━━━━━ TEXT PROVIDED
(Reuters) – Apple (AAPL.O) announced on Tuesday its intention to meet France’s radiation testing requirements by introducing an update that will restrict the power consumption of the iPhone 12 when it comes into contact with static surfaces.
France’s regulatory authorities had previously reported that the iPhone 12, available on the market for three years, emitted radiation levels exceeding permissible limits, leading to the suspension of the device’s sales.
In its most comprehensive explanation to date, Apple clarified the differences between the findings in France and those in countries where the iPhone 12 has been approved for sale.
In a detailed article posted on its website, Apple revealed that iPhones have been equipped with sensors for over a decade to detect their proximity to a user’s body, allowing the device to maintain lower transmission power. When the phone is not in close proximity to a body, such as when it is resting on a table, it utilizes slightly higher transmission power.
━━━━━━━━━━
━━━━━ LISTED RECORDS
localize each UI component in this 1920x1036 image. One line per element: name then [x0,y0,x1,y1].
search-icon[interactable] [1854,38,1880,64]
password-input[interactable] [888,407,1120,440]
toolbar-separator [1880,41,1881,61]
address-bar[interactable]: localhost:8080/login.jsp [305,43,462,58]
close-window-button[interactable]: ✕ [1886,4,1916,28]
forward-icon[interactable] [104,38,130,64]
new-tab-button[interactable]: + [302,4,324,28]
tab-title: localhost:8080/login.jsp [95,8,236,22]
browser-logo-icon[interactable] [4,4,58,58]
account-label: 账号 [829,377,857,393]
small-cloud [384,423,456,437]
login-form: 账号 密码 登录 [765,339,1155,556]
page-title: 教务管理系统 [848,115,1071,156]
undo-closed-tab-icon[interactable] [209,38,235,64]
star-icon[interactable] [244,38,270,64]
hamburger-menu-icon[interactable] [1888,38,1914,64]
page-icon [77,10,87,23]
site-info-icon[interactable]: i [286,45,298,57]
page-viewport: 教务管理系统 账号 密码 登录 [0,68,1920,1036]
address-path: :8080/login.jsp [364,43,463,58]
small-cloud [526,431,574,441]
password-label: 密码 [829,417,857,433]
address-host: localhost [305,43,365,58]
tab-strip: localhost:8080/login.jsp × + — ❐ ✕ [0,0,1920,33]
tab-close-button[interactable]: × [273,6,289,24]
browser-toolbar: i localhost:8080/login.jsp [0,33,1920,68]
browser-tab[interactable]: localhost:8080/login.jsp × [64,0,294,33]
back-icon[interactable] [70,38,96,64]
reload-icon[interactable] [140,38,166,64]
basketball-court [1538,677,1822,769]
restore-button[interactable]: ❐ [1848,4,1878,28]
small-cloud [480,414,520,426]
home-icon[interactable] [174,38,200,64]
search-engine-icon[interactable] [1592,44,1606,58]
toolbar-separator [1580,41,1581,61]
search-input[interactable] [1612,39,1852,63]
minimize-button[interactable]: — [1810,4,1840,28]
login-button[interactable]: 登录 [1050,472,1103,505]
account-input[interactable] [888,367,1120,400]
━━━━━━━━━━
→ **WHAT TO PRODUCE**
Please answer these questions using the iPhone 12 article.
(a) How long had the iPhone 12 been available on the market?
(b) For how long have iPhones been equipped with sensors to detect their proximity to a user's body?
(c) What will Apple's update restrict?
These rows were drawn from a separate source.

→ **SOLVED EXERCISE**
(a) Three years.
(b) Over a decade.
(c) The power consumption of the iPhone 12 when it comes into contact with static surfaces.